= 1999–2000 IIHF Continental Cup =

The Continental Cup 1999-2000 was the third edition of the IIHF Continental Cup. The season started on September 24, 1999, and finished on December 28, 1999.

The tournament was won by HC Ambrì-Piotta, who won the final group.

==Preliminary round==

===Group A===
(Sofia, Bulgaria)

| Team #1 | Score | Team #2 |
|---|---|---|
| SC Miercurea Ciuc ROU | 15:3 | TUR İstanbul Paten SK |
| HC Levski Sofia BUL | 8:0 | TUR Gümüş Patenler |
| HC Levski Sofia BUL | 11:5 | TUR İstanbul Paten SK |
| SC Miercurea Ciuc ROU | 22:1 | TUR Gümüş Patenler |
| İstanbul Paten SK TUR | 9:1 | TUR Gümüş Patenler |
| HC Levski Sofia BUL | 1:6 | ROU SC Miercurea Ciuc |

===Group A standings===

| Rank | Team | Points |
|---|---|---|
| 1 | ROU SC Miercurea Ciuc | 6 |
| 2 | BUL HC Levski Sofia | 4 |
| 3 | TUR İstanbul Paten SK | 2 |
| 4 | TUR Gümüş Patenler | 0 |

===Group B===
(Nowy Targ, Poland)

- **Task requirements**: Can you quote the 1999–2000 IIHF Continental Cup page in full, exactly as it appears?

- **Extracted information**:
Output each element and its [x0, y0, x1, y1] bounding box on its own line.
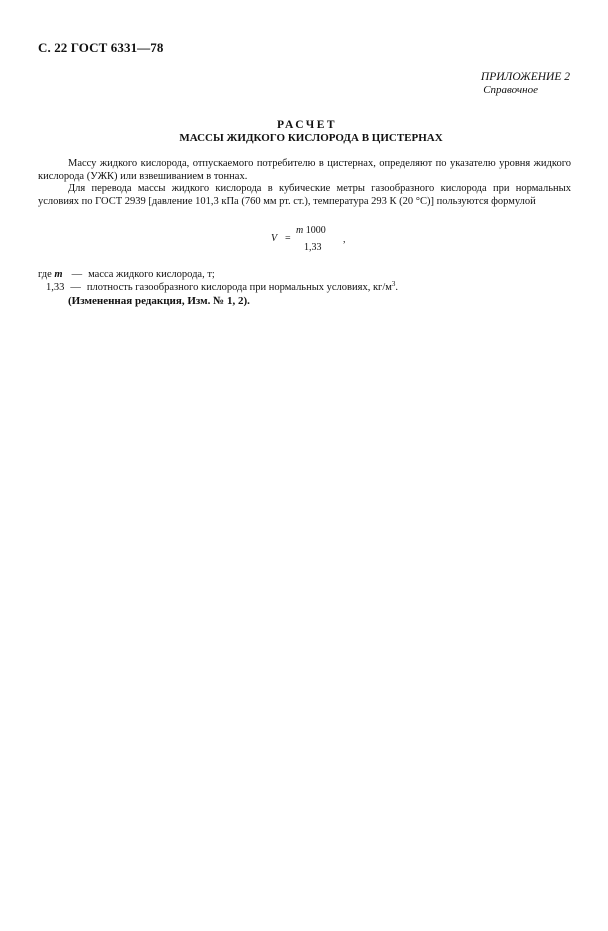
- amendment-note: (Измененная редакция, Изм. № 1, 2).: [68, 295, 250, 307]
- legend-dash: —: [70, 282, 81, 293]
- legend-prefix: где: [38, 269, 52, 280]
- paragraph-mass-determination: Массу жидкого кислорода, отпускаемого потребителю в цистернах, определяют по указателю уровня жидкого кислорода (УЖК) или взвешиванием в тоннах.: [38, 158, 571, 182]
- paragraph-volume-conversion: Для перевода массы жидкого кислорода в кубические метры газообразного кислорода при нормальных условиях по ГОСТ 2939 [давление 101,3 кПа (760 мм рт. ст.), температура 293 К (20 °С)] пользуются формулой: [38, 183, 571, 207]
- legend-description: масса жидкого кислорода, т;: [88, 269, 215, 280]
- legend-superscript: 3: [391, 280, 396, 288]
- legend-item-mass: [38, 269, 215, 280]
- formula-equals: =: [285, 233, 291, 244]
- formula-numerator-value: 1000: [305, 225, 326, 236]
- section-subtitle: МАССЫ ЖИДКОГО КИСЛОРОДА В ЦИСТЕРНАХ: [179, 132, 443, 144]
- formula-numerator: [296, 225, 326, 236]
- formula-trailing-comma: ,: [343, 234, 346, 245]
- page-header: С. 22 ГОСТ 6331—78: [38, 40, 164, 55]
- legend-item-density: [46, 282, 398, 293]
- formula-denominator: 1,33: [304, 242, 322, 253]
- volume-formula: [271, 225, 351, 255]
- appendix-type: Справочное: [483, 84, 538, 96]
- legend-symbol: 1,33: [46, 282, 65, 293]
- legend-dash: —: [71, 269, 83, 280]
- legend-end: .: [395, 282, 399, 293]
- appendix-label: ПРИЛОЖЕНИЕ 2: [480, 71, 570, 83]
- formula-lhs: V: [271, 233, 278, 244]
- legend-symbol: m: [54, 269, 63, 280]
- formula-numerator-var: m: [296, 225, 304, 236]
- legend-description: плотность газообразного кислорода при нормальных условиях, кг/м: [86, 282, 392, 293]
- section-title: РАСЧЕТ: [276, 119, 338, 131]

- **Exercise response**:
= 1999–2000 IIHF Continental Cup =

The Continental Cup 1999-2000 was the third edition of the IIHF Continental Cup. The season started on September 24, 1999, and finished on December 28, 1999.

The tournament was won by HC Ambrì-Piotta, who won the final group.

==Preliminary round==

===Group A===
(Sofia, Bulgaria)

| Team #1 | Score | Team #2 |
|---|---|---|
| SC Miercurea Ciuc ROU | 15:3 | TUR İstanbul Paten SK |
| HC Levski Sofia BUL | 8:0 | TUR Gümüş Patenler |
| HC Levski Sofia BUL | 11:5 | TUR İstanbul Paten SK |
| SC Miercurea Ciuc ROU | 22:1 | TUR Gümüş Patenler |
| İstanbul Paten SK TUR | 9:1 | TUR Gümüş Patenler |
| HC Levski Sofia BUL | 1:6 | ROU SC Miercurea Ciuc |

===Group A standings===

| Rank | Team | Points |
|---|---|---|
| 1 | ROU SC Miercurea Ciuc | 6 |
| 2 | BUL HC Levski Sofia | 4 |
| 3 | TUR İstanbul Paten SK | 2 |
| 4 | TUR Gümüş Patenler | 0 |

===Group B===
(Nowy Targ, Poland)